Requirement. Write each line word for word, from the line that contains "Convert this document image to plain text." through the last line of the material below.

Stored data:
____________________

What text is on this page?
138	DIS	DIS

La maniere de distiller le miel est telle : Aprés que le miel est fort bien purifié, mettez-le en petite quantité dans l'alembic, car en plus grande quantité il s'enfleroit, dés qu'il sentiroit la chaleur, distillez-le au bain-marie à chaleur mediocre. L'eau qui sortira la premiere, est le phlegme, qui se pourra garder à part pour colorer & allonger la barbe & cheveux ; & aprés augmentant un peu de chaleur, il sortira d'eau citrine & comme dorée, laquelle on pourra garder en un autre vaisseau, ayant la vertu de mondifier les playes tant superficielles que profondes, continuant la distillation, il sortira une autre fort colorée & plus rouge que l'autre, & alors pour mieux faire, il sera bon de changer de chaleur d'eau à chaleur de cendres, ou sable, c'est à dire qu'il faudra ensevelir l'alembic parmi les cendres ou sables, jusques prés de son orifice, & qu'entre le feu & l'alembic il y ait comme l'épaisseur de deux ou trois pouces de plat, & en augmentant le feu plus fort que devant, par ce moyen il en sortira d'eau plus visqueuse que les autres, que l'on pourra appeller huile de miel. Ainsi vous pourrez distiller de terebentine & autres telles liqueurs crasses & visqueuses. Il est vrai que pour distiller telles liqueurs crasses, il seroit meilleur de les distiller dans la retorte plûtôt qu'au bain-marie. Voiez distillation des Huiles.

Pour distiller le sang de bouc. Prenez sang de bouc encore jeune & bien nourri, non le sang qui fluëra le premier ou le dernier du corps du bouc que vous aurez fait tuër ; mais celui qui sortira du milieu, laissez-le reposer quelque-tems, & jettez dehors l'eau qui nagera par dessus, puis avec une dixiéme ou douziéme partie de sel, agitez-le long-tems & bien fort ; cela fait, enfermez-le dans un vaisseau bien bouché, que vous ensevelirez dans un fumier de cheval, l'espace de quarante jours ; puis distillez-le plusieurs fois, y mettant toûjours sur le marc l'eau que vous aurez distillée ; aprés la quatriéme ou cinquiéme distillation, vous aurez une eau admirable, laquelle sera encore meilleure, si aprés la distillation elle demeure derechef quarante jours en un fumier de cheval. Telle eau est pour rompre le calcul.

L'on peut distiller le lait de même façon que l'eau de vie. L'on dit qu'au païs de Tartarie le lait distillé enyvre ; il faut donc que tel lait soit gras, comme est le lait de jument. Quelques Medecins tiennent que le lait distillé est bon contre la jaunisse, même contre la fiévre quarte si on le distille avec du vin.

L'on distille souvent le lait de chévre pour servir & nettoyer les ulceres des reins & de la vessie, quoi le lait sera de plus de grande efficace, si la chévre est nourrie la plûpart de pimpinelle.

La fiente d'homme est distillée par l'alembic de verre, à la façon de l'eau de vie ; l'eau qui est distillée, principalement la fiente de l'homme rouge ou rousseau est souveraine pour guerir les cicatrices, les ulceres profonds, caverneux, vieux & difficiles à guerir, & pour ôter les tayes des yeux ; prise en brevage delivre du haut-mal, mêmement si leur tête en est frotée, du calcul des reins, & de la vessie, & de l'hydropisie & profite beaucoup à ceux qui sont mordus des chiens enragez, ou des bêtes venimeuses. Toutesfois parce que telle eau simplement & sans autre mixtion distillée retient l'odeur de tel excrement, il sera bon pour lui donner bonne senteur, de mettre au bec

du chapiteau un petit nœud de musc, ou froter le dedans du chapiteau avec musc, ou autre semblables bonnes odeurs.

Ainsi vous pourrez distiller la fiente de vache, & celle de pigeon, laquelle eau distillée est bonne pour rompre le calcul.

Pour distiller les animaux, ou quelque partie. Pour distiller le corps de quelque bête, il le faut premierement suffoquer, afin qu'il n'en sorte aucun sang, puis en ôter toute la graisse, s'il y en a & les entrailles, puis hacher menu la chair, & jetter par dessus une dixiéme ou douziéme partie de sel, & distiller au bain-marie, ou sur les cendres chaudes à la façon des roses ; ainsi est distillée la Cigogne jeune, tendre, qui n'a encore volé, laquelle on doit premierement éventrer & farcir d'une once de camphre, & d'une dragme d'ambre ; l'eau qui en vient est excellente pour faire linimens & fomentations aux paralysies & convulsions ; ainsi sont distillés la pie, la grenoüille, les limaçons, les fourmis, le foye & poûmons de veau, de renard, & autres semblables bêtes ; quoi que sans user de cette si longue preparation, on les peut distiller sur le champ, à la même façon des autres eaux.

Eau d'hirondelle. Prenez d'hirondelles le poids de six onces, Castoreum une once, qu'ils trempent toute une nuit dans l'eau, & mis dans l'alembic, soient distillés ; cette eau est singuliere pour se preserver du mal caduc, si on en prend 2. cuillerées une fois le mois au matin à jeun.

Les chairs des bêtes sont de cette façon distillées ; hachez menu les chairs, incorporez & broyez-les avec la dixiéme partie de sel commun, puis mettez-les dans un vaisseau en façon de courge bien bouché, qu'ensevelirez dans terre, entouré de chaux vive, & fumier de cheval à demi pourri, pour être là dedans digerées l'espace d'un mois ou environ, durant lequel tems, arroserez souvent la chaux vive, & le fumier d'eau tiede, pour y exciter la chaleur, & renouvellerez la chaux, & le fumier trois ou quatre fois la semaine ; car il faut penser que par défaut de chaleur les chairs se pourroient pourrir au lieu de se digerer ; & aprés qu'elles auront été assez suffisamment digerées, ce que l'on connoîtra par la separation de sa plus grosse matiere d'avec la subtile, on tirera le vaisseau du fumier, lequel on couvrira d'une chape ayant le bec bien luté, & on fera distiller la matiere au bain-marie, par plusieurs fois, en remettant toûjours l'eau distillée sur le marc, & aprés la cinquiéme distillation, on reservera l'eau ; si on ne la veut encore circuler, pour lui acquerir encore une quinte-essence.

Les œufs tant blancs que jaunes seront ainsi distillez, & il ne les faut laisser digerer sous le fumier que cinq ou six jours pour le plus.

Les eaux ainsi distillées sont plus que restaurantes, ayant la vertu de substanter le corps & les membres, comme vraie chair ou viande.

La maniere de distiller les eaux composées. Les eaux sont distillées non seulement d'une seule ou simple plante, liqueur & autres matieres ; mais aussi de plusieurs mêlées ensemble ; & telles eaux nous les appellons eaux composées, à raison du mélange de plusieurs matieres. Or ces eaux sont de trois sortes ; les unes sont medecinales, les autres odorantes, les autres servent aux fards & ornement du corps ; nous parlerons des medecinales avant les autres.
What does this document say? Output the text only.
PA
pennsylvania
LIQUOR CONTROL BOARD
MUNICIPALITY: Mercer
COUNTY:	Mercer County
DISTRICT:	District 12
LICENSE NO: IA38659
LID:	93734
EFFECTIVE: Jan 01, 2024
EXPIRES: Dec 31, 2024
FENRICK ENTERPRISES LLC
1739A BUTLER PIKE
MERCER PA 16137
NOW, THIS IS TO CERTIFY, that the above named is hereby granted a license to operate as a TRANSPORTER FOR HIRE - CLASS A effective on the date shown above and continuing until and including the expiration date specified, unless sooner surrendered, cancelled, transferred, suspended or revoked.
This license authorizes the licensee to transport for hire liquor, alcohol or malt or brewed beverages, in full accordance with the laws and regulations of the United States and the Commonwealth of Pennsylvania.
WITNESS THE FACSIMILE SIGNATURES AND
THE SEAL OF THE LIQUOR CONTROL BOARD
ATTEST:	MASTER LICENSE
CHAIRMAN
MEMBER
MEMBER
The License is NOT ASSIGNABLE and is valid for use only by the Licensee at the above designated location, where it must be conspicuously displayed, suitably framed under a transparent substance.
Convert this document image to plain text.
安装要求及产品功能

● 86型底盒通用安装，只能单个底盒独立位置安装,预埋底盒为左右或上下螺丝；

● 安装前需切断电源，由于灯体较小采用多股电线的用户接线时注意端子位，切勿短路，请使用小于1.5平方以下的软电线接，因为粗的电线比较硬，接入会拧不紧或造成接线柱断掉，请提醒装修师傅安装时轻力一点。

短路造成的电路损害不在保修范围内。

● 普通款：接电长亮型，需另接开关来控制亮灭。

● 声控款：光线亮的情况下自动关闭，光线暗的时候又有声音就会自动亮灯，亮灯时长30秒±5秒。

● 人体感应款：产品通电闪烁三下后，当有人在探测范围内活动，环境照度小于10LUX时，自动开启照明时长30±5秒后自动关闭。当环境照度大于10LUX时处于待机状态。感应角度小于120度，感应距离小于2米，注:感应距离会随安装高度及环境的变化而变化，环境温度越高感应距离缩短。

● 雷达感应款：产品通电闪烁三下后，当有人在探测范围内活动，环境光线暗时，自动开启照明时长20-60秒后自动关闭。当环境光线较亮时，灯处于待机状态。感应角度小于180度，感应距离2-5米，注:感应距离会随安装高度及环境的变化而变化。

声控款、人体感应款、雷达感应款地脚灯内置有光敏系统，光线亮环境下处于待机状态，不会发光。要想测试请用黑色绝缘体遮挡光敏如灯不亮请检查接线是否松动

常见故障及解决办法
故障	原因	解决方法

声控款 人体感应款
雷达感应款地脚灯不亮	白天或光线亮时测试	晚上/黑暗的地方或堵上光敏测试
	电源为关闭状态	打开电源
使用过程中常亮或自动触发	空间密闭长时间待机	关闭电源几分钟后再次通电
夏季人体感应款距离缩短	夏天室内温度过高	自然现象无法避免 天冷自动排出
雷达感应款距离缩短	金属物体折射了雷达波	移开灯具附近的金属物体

____________________

Answer to the task.
Convert this document image to plain text.
安装要求及产品功能

● 86型底盒通用安装，只能单个底盒独立位置安装,预埋底盒为左右或上下螺丝；

● 安装前需切断电源，由于灯体较小采用多股电线的用户接线时注意端子位，切勿短路，请使用小于1.5平方以下的软电线接，因为粗的电线比较硬，接入会拧不紧或造成接线柱断掉，请提醒装修师傅安装时轻力一点。

短路造成的电路损害不在保修范围内。

● 普通款：接电长亮型，需另接开关来控制亮灭。

● 声控款：光线亮的情况下自动关闭，光线暗的时候又有声音就会自动亮灯，亮灯时长30秒±5秒。

● 人体感应款：产品通电闪烁三下后，当有人在探测范围内活动，环境照度小于10LUX时，自动开启照明时长30±5秒后自动关闭。当环境照度大于10LUX时处于待机状态。感应角度小于120度，感应距离小于2米，注:感应距离会随安装高度及环境的变化而变化，环境温度越高感应距离缩短。

● 雷达感应款：产品通电闪烁三下后，当有人在探测范围内活动，环境光线暗时，自动开启照明时长20-60秒后自动关闭。当环境光线较亮时，灯处于待机状态。感应角度小于180度，感应距离2-5米，注:感应距离会随安装高度及环境的变化而变化。

声控款、人体感应款、雷达感应款地脚灯内置有光敏系统，光线亮环境下处于待机状态，不会发光。要想测试请用黑色绝缘体遮挡光敏如灯不亮请检查接线是否松动

常见故障及解决办法
故障	原因	解决方法

声控款 人体感应款
雷达感应款地脚灯不亮	白天或光线亮时测试	晚上/黑暗的地方或堵上光敏测试
	电源为关闭状态	打开电源
使用过程中常亮或自动触发	空间密闭长时间待机	关闭电源几分钟后再次通电
夏季人体感应款距离缩短	夏天室内温度过高	自然现象无法避免 天冷自动排出
雷达感应款距离缩短	金属物体折射了雷达波	移开灯具附近的金属物体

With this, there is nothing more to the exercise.